# TASK BRIEF
Print the listing below in its entirety, character for character.

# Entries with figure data
☆ ☆ ☆

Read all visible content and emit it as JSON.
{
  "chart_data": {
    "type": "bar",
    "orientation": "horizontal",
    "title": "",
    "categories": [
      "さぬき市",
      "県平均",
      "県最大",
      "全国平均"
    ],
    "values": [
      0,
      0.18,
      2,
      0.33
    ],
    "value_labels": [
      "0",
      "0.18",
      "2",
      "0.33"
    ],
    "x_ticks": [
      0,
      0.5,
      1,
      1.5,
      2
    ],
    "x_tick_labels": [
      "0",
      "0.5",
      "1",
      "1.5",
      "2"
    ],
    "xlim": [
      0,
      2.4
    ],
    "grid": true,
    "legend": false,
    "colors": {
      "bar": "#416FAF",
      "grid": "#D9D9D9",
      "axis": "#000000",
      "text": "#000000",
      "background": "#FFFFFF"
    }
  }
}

☆ ☆ ☆

# THE COMPLETED TASK
Read all visible content and emit it as JSON.
{
  "chart_data": {
    "type": "bar",
    "orientation": "horizontal",
    "title": "",
    "categories": [
      "さぬき市",
      "県平均",
      "県最大",
      "全国平均"
    ],
    "values": [
      0,
      0.18,
      2,
      0.33
    ],
    "value_labels": [
      "0",
      "0.18",
      "2",
      "0.33"
    ],
    "x_ticks": [
      0,
      0.5,
      1,
      1.5,
      2
    ],
    "x_tick_labels": [
      "0",
      "0.5",
      "1",
      "1.5",
      "2"
    ],
    "xlim": [
      0,
      2.4
    ],
    "grid": true,
    "legend": false,
    "colors": {
      "bar": "#416FAF",
      "grid": "#D9D9D9",
      "axis": "#000000",
      "text": "#000000",
      "background": "#FFFFFF"
    }
  }
}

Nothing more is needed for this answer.